** Exercise directions **
Copy out the data below as written; omit any images.
-- start Records provided --
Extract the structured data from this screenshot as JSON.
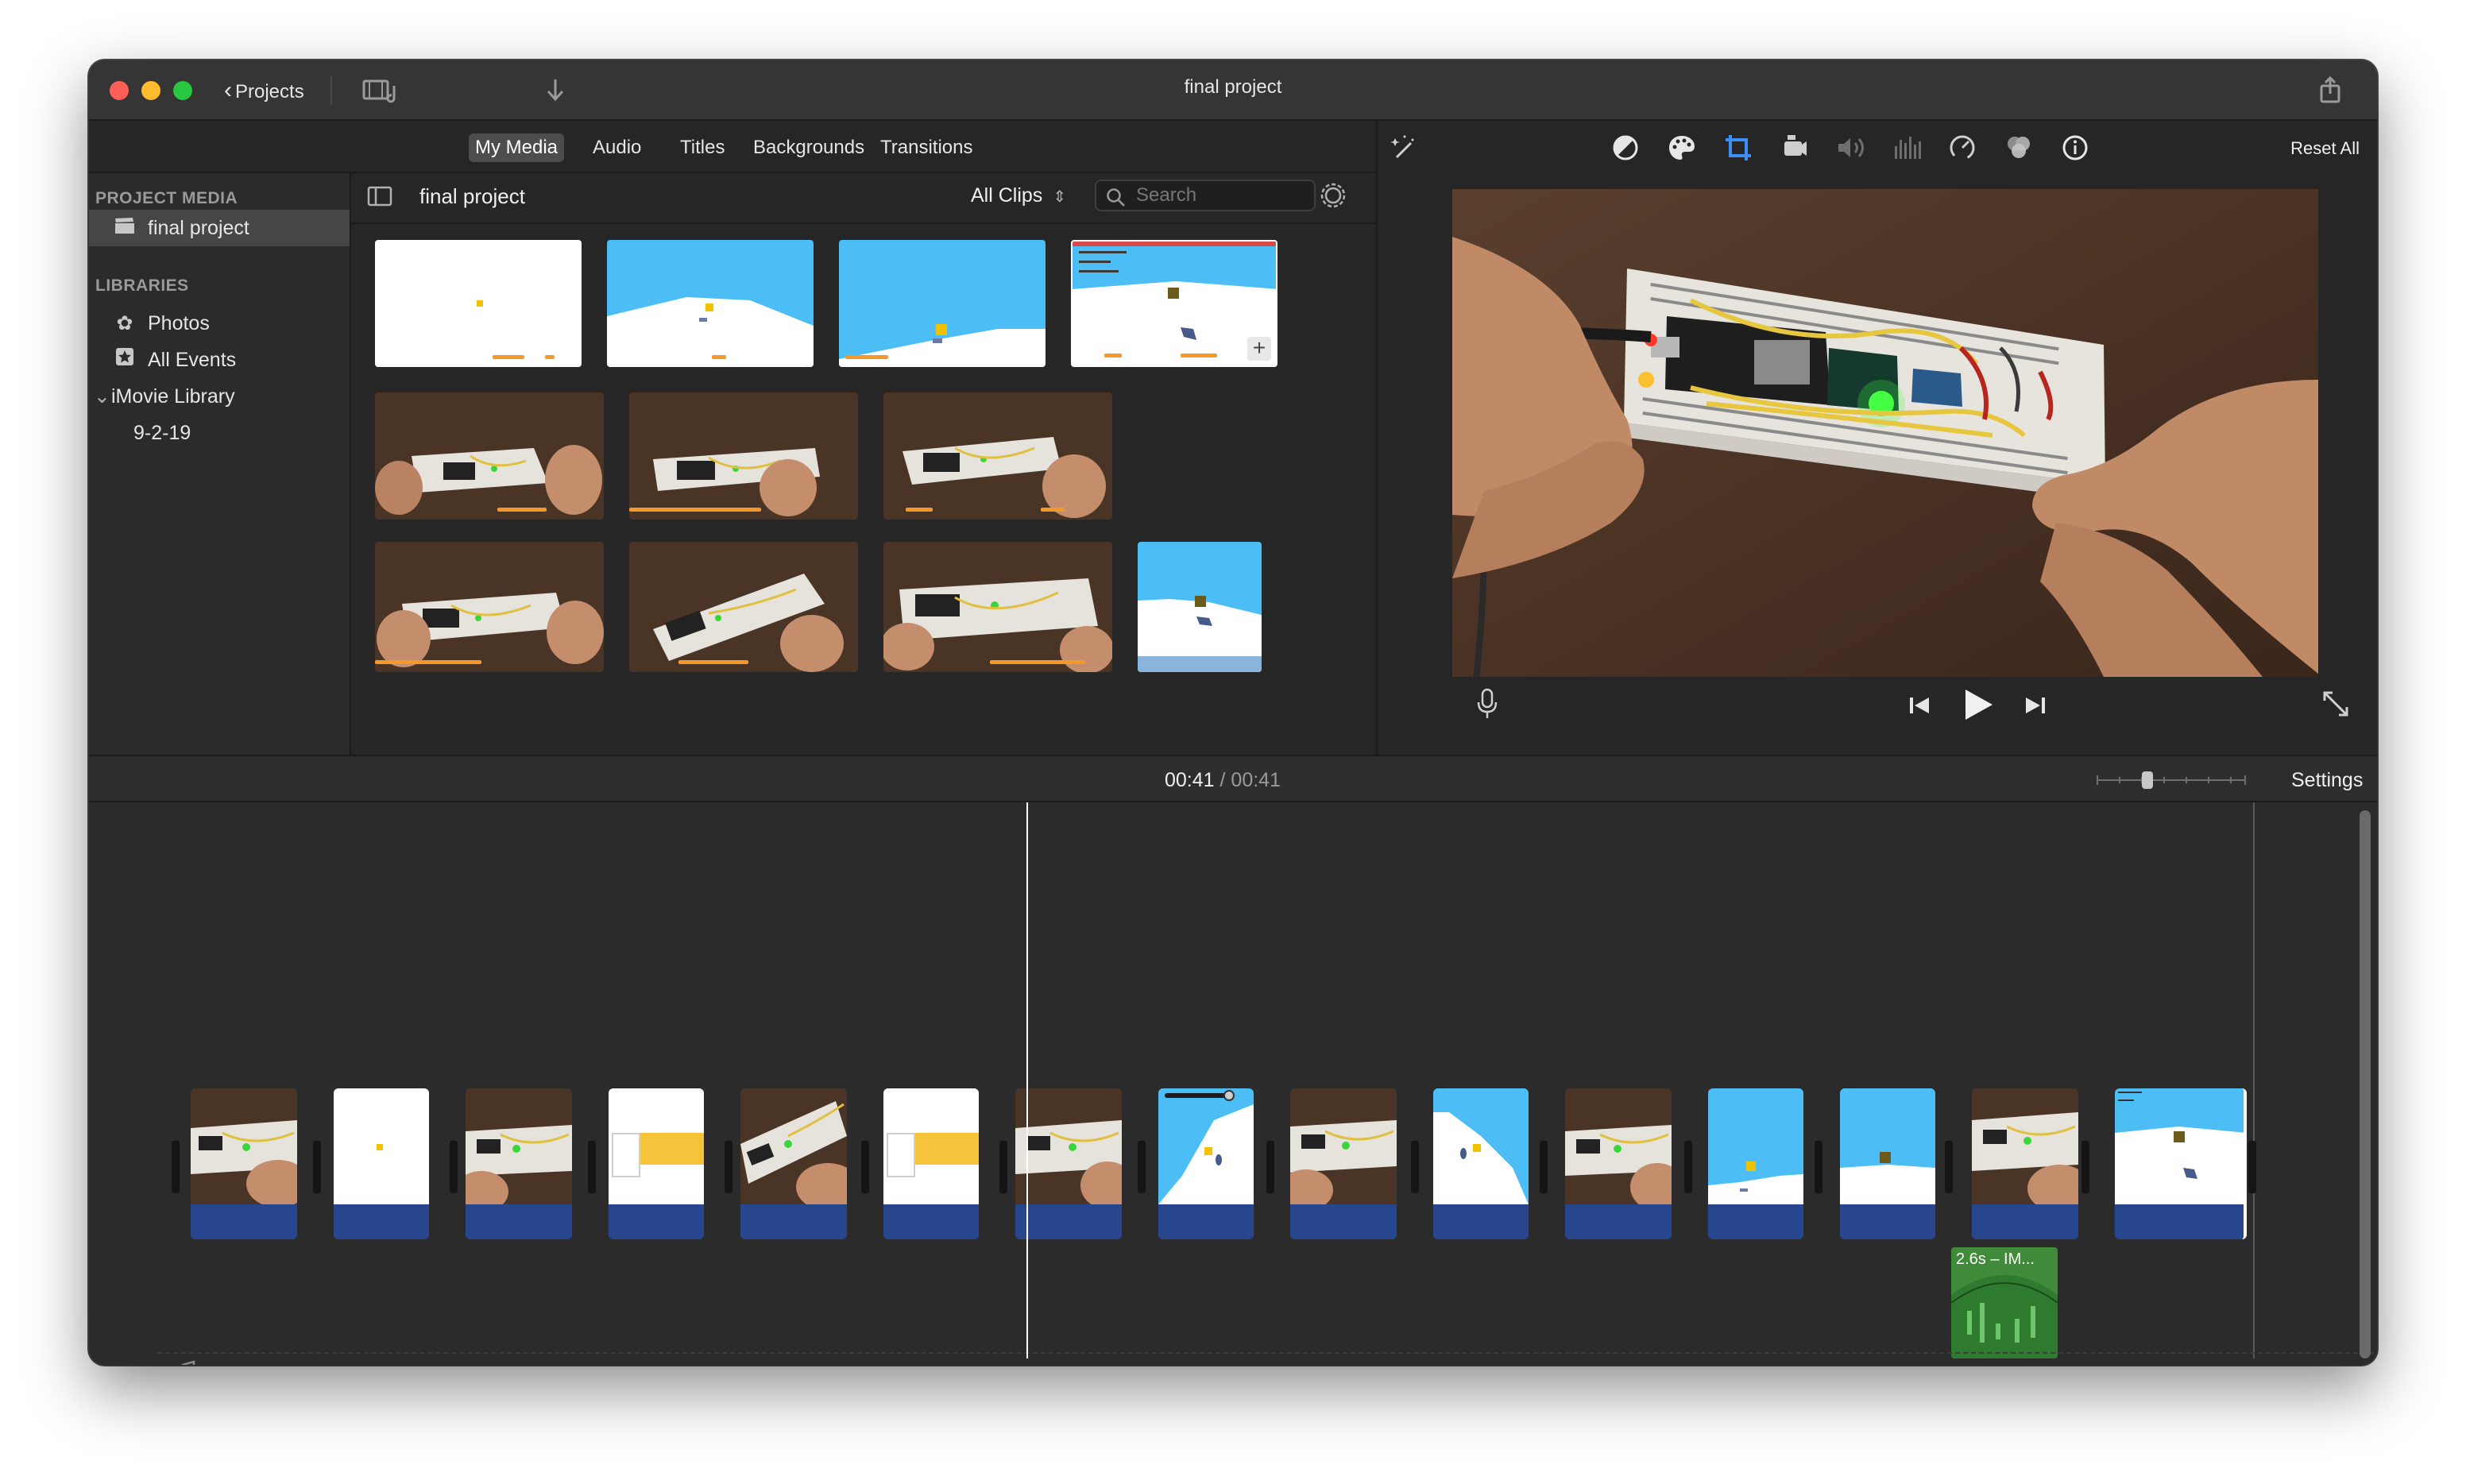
{
  "window": {
    "title": "final project",
    "projects_label": "Projects"
  },
  "browser": {
    "tabs": [
      "My Media",
      "Audio",
      "Titles",
      "Backgrounds",
      "Transitions"
    ],
    "active_tab": "My Media",
    "header_title": "final project",
    "clip_filter": "All Clips",
    "search_placeholder": "Search"
  },
  "sidebar": {
    "project_media_header": "PROJECT MEDIA",
    "project_item": "final project",
    "libraries_header": "LIBRARIES",
    "items": [
      "Photos",
      "All Events",
      "iMovie Library",
      "9-2-19"
    ]
  },
  "viewer": {
    "reset_label": "Reset All",
    "active_tool": "crop"
  },
  "timeline": {
    "current_time": "00:41",
    "separator": "/",
    "total_time": "00:41",
    "settings_label": "Settings",
    "audio_clip_label": "2.6s – IM..."
  },
  "colors": {
    "accent_blue": "#3b8ff7",
    "clip_audio_blue": "#27468e",
    "audio_green": "#3f8b3a",
    "progress_orange": "#f5982a",
    "sky_blue": "#4cbdf5"
  }
}
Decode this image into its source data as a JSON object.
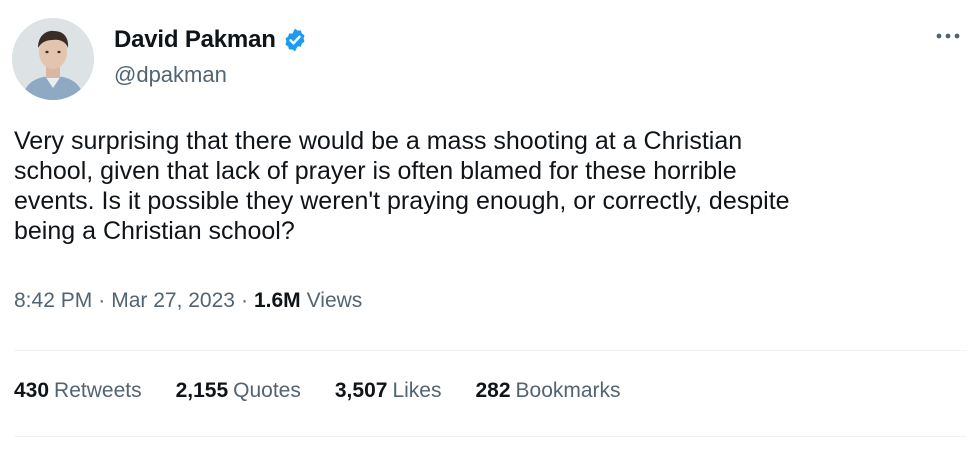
{
  "author": {
    "display_name": "David Pakman",
    "handle": "@dpakman",
    "verified_color": "#1d9bf0"
  },
  "tweet": {
    "text": "Very surprising that there would be a mass shooting at a Christian\nschool, given that lack of prayer is often blamed for these horrible\nevents. Is it possible they weren't praying enough, or correctly, despite\nbeing a Christian school?"
  },
  "meta": {
    "time": "8:42 PM",
    "sep1": "·",
    "date": "Mar 27, 2023",
    "sep2": "·",
    "views_count": "1.6M",
    "views_label": "Views"
  },
  "stats": [
    {
      "count": "430",
      "label": "Retweets"
    },
    {
      "count": "2,155",
      "label": "Quotes"
    },
    {
      "count": "3,507",
      "label": "Likes"
    },
    {
      "count": "282",
      "label": "Bookmarks"
    }
  ],
  "icons": {
    "more": "more-icon",
    "verified": "verified-badge-icon"
  }
}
-- end Records provided --
** Written solution **
Extract the structured data from this screenshot as JSON.
{
  "window": {
    "title": "final project",
    "projects_label": "Projects"
  },
  "browser": {
    "tabs": [
      "My Media",
      "Audio",
      "Titles",
      "Backgrounds",
      "Transitions"
    ],
    "active_tab": "My Media",
    "header_title": "final project",
    "clip_filter": "All Clips",
    "search_placeholder": "Search"
  },
  "sidebar": {
    "project_media_header": "PROJECT MEDIA",
    "project_item": "final project",
    "libraries_header": "LIBRARIES",
    "items": [
      "Photos",
      "All Events",
      "iMovie Library",
      "9-2-19"
    ]
  },
  "viewer": {
    "reset_label": "Reset All",
    "active_tool": "crop"
  },
  "timeline": {
    "current_time": "00:41",
    "separator": "/",
    "total_time": "00:41",
    "settings_label": "Settings",
    "audio_clip_label": "2.6s – IM..."
  },
  "colors": {
    "accent_blue": "#3b8ff7",
    "clip_audio_blue": "#27468e",
    "audio_green": "#3f8b3a",
    "progress_orange": "#f5982a",
    "sky_blue": "#4cbdf5"
  }
}
Decode this image into its source data as a JSON object.
{
  "author": {
    "display_name": "David Pakman",
    "handle": "@dpakman",
    "verified_color": "#1d9bf0"
  },
  "tweet": {
    "text": "Very surprising that there would be a mass shooting at a Christian\nschool, given that lack of prayer is often blamed for these horrible\nevents. Is it possible they weren't praying enough, or correctly, despite\nbeing a Christian school?"
  },
  "meta": {
    "time": "8:42 PM",
    "sep1": "·",
    "date": "Mar 27, 2023",
    "sep2": "·",
    "views_count": "1.6M",
    "views_label": "Views"
  },
  "stats": [
    {
      "count": "430",
      "label": "Retweets"
    },
    {
      "count": "2,155",
      "label": "Quotes"
    },
    {
      "count": "3,507",
      "label": "Likes"
    },
    {
      "count": "282",
      "label": "Bookmarks"
    }
  ],
  "icons": {
    "more": "more-icon",
    "verified": "verified-badge-icon"
  }
}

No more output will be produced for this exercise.